## Problem details
Leave the pictures out. Retype exactly the lines below from the one containing "Give me the" through the one containing "Parse this screenshot: output", and no others.

═══ Provided records

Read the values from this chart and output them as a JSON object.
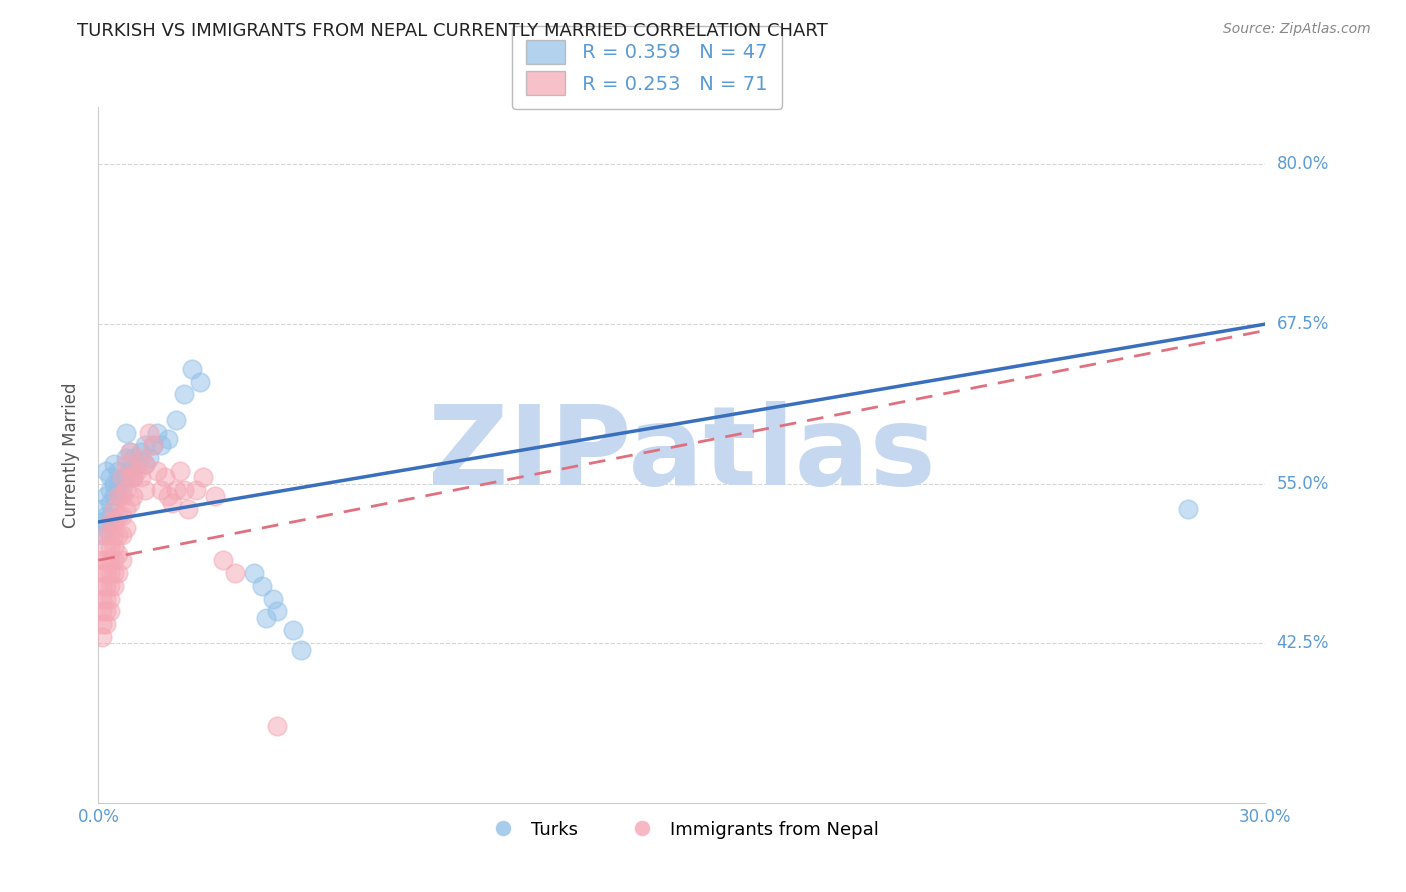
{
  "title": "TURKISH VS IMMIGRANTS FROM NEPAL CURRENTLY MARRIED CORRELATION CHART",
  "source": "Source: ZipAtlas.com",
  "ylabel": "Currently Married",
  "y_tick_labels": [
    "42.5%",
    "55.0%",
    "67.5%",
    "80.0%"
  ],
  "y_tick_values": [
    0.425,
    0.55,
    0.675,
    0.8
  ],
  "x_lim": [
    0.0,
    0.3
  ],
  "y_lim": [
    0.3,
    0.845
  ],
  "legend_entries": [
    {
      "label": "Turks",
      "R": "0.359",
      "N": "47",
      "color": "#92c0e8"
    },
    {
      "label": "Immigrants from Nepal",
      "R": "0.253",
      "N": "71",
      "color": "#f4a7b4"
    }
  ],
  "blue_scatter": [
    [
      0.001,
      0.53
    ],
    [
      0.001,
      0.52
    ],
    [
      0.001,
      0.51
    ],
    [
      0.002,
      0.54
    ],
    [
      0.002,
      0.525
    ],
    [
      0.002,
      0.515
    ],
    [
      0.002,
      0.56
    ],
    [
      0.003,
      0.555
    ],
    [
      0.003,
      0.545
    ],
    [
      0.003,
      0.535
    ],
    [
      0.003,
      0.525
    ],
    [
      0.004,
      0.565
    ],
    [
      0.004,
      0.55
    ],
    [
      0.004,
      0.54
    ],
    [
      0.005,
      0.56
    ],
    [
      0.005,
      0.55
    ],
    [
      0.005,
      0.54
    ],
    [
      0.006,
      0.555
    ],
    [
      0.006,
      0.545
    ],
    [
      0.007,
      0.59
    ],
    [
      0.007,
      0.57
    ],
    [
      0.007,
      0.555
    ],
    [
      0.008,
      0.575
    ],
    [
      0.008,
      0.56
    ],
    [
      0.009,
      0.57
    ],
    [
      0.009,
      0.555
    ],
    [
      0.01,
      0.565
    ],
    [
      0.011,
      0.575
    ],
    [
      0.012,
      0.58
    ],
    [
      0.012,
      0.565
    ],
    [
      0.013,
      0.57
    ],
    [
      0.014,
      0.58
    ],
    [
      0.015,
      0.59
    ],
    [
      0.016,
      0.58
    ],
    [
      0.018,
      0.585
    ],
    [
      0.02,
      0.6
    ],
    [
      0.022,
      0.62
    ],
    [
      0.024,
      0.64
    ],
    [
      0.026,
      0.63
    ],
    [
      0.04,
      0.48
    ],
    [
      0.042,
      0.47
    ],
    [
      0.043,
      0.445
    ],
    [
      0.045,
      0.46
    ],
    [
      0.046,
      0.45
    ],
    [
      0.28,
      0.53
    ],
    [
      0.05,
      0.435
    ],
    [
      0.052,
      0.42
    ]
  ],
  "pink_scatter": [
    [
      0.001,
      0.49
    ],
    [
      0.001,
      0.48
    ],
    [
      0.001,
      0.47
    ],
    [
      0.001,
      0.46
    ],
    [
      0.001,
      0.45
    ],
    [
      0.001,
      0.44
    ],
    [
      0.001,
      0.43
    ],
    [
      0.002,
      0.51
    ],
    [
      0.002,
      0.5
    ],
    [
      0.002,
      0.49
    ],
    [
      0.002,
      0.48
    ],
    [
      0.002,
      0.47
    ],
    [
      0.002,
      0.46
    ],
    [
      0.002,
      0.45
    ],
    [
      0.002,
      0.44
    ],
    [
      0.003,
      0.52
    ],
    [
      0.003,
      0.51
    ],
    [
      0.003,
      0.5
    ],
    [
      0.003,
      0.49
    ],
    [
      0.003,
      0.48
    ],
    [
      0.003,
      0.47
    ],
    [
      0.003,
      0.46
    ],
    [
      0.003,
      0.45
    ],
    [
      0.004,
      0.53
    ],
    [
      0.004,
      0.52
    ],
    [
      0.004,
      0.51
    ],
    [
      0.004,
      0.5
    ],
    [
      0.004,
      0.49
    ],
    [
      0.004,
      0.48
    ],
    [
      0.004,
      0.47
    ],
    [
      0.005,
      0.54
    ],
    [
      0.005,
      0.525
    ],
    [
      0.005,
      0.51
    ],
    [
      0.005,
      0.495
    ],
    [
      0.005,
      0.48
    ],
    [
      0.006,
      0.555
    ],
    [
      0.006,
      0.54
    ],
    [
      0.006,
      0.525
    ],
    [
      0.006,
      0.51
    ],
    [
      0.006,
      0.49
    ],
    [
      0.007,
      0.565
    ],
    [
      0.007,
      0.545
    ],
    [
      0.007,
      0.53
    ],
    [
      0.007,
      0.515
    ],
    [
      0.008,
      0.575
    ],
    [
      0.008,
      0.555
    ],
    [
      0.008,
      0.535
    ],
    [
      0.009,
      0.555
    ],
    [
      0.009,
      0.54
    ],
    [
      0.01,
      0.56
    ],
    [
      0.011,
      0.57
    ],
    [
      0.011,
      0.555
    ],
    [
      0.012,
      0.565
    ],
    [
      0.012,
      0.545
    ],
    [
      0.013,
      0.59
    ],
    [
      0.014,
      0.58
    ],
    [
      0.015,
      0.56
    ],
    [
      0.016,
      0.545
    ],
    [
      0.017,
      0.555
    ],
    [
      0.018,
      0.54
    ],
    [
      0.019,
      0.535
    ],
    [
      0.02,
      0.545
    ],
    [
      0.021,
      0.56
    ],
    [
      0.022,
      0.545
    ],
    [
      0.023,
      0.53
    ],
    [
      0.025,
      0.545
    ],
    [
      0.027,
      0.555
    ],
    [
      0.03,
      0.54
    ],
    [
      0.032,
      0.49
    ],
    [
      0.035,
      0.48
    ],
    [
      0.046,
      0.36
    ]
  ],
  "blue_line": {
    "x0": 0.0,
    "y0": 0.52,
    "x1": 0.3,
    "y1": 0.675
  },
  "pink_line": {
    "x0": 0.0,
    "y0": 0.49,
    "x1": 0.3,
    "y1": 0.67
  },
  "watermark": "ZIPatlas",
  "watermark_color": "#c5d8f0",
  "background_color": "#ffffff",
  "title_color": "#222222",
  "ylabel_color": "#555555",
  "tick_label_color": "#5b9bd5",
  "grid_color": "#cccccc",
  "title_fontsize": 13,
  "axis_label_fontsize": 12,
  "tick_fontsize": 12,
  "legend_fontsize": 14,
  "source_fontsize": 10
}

══════
═══ Provided records

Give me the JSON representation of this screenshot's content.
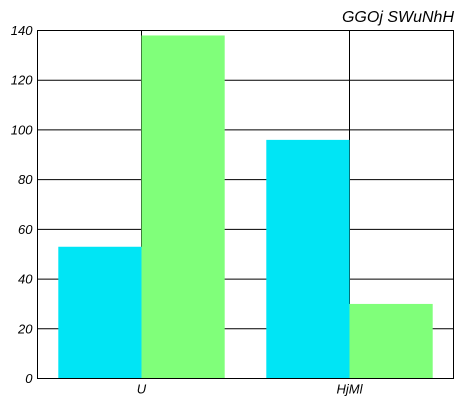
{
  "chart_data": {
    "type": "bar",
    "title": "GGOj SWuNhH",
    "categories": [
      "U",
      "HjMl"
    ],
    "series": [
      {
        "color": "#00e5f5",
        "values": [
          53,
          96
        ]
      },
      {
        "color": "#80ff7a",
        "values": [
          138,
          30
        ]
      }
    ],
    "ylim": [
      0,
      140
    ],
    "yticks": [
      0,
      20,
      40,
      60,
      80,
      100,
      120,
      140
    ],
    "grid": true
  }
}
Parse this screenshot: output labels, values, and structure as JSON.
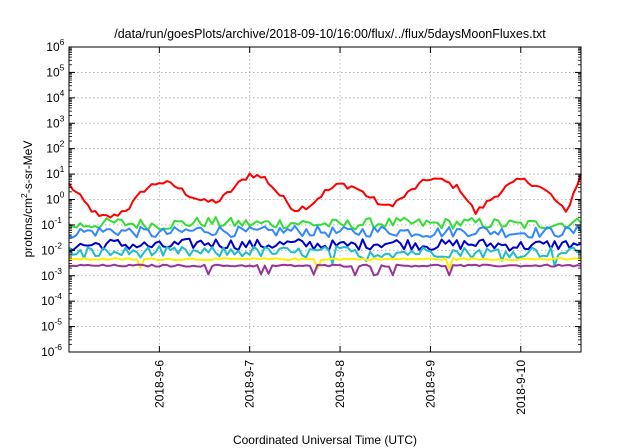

══════
═══ Provided records

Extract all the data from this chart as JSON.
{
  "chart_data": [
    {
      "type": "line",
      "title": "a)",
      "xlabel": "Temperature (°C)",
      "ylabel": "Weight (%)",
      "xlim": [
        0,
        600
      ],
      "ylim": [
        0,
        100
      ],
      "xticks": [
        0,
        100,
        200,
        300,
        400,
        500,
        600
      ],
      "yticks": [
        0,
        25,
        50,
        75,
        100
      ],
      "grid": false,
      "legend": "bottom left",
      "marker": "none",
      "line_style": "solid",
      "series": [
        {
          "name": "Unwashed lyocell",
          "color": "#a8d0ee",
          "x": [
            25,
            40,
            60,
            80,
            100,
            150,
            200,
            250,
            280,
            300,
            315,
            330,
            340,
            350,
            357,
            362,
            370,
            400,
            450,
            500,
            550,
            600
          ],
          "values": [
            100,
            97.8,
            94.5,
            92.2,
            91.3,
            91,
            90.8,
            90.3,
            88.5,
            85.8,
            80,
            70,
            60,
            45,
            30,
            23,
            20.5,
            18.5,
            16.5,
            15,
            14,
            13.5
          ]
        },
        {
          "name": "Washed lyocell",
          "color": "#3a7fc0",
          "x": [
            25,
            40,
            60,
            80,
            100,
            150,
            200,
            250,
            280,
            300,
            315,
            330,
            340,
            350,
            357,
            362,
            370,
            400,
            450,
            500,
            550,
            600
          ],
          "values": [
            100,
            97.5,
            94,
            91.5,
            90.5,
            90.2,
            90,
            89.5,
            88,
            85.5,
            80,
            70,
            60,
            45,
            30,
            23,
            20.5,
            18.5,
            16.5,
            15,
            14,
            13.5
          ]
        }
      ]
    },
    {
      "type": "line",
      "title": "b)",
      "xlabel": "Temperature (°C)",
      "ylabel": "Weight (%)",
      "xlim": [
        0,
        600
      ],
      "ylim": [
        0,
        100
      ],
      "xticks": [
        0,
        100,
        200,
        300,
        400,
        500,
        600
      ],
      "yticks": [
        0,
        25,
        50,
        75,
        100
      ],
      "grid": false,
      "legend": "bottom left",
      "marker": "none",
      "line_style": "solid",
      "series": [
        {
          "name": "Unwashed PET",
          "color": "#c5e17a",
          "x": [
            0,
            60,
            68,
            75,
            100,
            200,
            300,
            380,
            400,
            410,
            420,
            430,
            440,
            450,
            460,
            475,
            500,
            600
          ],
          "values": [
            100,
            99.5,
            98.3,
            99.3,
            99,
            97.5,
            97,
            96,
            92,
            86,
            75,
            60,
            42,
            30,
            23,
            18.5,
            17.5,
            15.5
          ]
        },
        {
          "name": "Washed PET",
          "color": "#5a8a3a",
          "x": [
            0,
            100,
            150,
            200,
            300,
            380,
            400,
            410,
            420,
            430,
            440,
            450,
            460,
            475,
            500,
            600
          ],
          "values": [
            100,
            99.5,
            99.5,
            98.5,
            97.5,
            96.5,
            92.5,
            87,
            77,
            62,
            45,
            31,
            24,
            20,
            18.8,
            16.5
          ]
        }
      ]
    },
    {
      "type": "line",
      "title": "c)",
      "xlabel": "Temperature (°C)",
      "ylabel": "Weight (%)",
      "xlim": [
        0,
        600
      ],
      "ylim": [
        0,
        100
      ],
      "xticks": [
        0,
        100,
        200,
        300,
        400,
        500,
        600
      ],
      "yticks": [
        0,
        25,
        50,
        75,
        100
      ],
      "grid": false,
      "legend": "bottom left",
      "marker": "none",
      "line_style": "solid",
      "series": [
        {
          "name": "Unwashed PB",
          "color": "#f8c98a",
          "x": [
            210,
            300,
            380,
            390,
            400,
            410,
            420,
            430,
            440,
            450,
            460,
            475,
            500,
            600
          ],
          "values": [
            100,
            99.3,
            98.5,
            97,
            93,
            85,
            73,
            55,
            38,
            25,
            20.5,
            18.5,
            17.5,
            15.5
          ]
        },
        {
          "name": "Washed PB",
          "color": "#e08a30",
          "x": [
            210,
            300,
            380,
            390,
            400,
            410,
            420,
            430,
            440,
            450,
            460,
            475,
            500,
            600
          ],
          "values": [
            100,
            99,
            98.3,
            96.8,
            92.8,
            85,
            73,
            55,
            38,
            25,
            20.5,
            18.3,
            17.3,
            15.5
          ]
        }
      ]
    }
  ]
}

══════

## Answer to this problem
Give me the JSON representation of this screenshot's content.
{
  "chart_data": {
    "type": "bar",
    "title": "GGOj SWuNhH",
    "categories": [
      "U",
      "HjMl"
    ],
    "series": [
      {
        "color": "#00e5f5",
        "values": [
          53,
          96
        ]
      },
      {
        "color": "#80ff7a",
        "values": [
          138,
          30
        ]
      }
    ],
    "ylim": [
      0,
      140
    ],
    "yticks": [
      0,
      20,
      40,
      60,
      80,
      100,
      120,
      140
    ],
    "grid": true
  }
}
Parse this screenshot: output labels, values, and structure as JSON.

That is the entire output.